=== Stored records ===
____________________

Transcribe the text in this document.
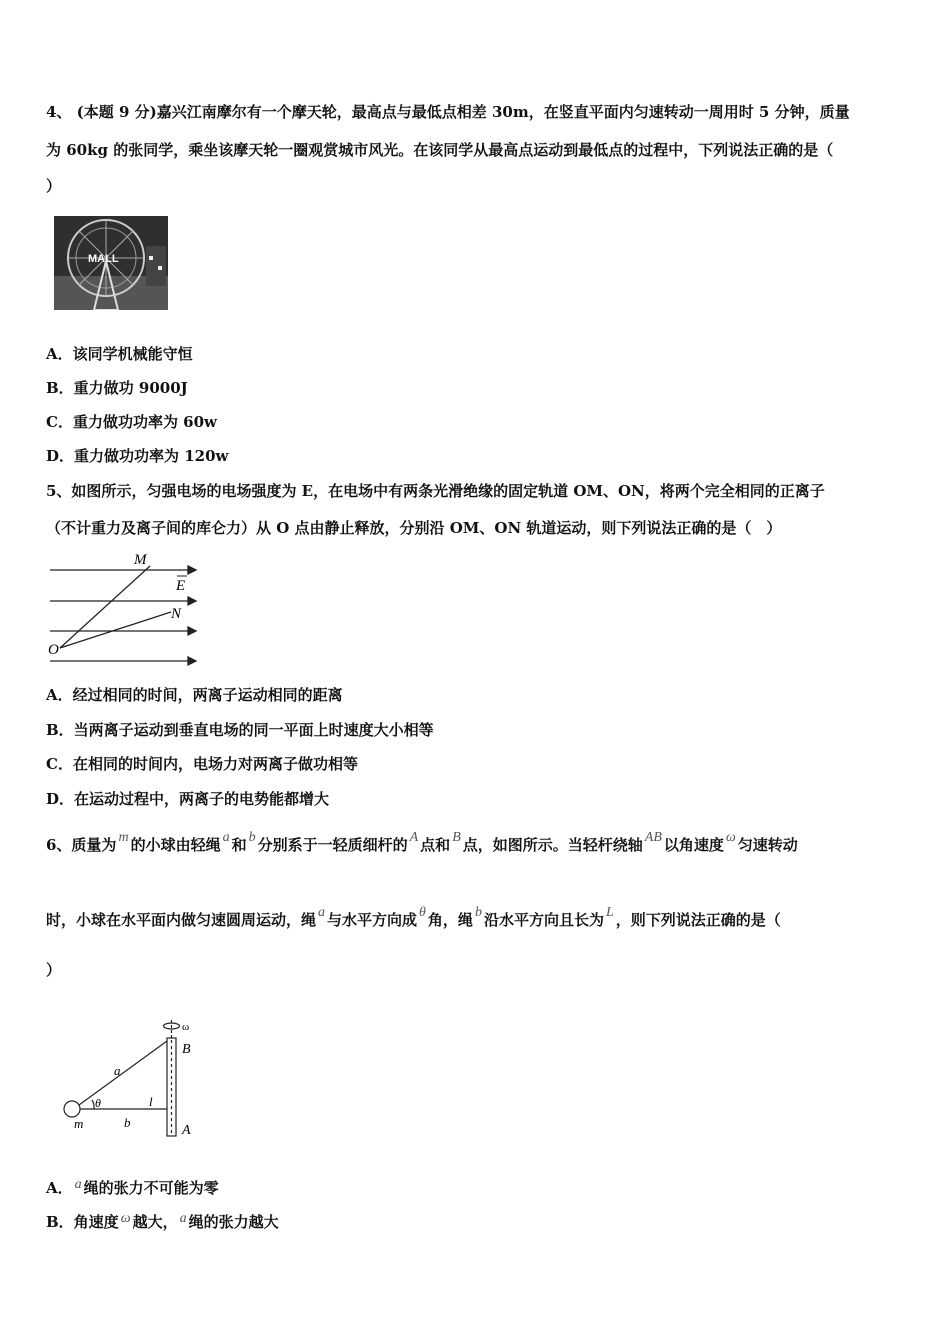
4、 (本题 9 分)嘉兴江南摩尔有一个摩天轮，最高点与最低点相差 30m，在竖直平面内匀速转动一周用时 5 分钟，质量
为 60kg 的张同学，乘坐该摩天轮一圈观赏城市风光。在该同学从最高点运动到最低点的过程中，下列说法正确的是（
）
MALL
A．该同学机械能守恒
B．重力做功 9000J
C．重力做功功率为 60w
D．重力做功功率为 120w
5、如图所示，匀强电场的电场强度为 E，在电场中有两条光滑绝缘的固定轨道 OM、ON，将两个完全相同的正离子
（不计重力及离子间的库仑力）从 O 点由静止释放，分别沿 OM、ON 轨道运动，则下列说法正确的是（　）
M
E
N
O
A．经过相同的时间，两离子运动相同的距离
B．当两离子运动到垂直电场的同一平面上时速度大小相等
C．在相同的时间内，电场力对两离子做功相等
D．在运动过程中，两离子的电势能都增大
6、质量为 m 的小球由轻绳 a 和 b 分别系于一轻质细杆的 A 点和 B 点，如图所示。当轻杆绕轴 AB 以角速度 ω 匀速转动
时，小球在水平面内做匀速圆周运动，绳 a 与水平方向成 θ 角，绳 b 沿水平方向且长为 L ，则下列说法正确的是（
）
ω
B
a
θ	l
m	b
A
A． a 绳的张力不可能为零
B．角速度 ω 越大， a 绳的张力越大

____________________

=== The request ===
Give the data again exactly as written, with all pictures left out.

=== Worked answer ===
Transcribe the text in this document.
4、 (本题 9 分)嘉兴江南摩尔有一个摩天轮，最高点与最低点相差 30m，在竖直平面内匀速转动一周用时 5 分钟，质量
为 60kg 的张同学，乘坐该摩天轮一圈观赏城市风光。在该同学从最高点运动到最低点的过程中，下列说法正确的是（
）
MALL
A．该同学机械能守恒
B．重力做功 9000J
C．重力做功功率为 60w
D．重力做功功率为 120w
5、如图所示，匀强电场的电场强度为 E，在电场中有两条光滑绝缘的固定轨道 OM、ON，将两个完全相同的正离子
（不计重力及离子间的库仑力）从 O 点由静止释放，分别沿 OM、ON 轨道运动，则下列说法正确的是（　）
M
E
N
O
A．经过相同的时间，两离子运动相同的距离
B．当两离子运动到垂直电场的同一平面上时速度大小相等
C．在相同的时间内，电场力对两离子做功相等
D．在运动过程中，两离子的电势能都增大
6、质量为 m 的小球由轻绳 a 和 b 分别系于一轻质细杆的 A 点和 B 点，如图所示。当轻杆绕轴 AB 以角速度 ω 匀速转动
时，小球在水平面内做匀速圆周运动，绳 a 与水平方向成 θ 角，绳 b 沿水平方向且长为 L ，则下列说法正确的是（
）
ω
B
a
θ	l
m	b
A
A． a 绳的张力不可能为零
B．角速度 ω 越大， a 绳的张力越大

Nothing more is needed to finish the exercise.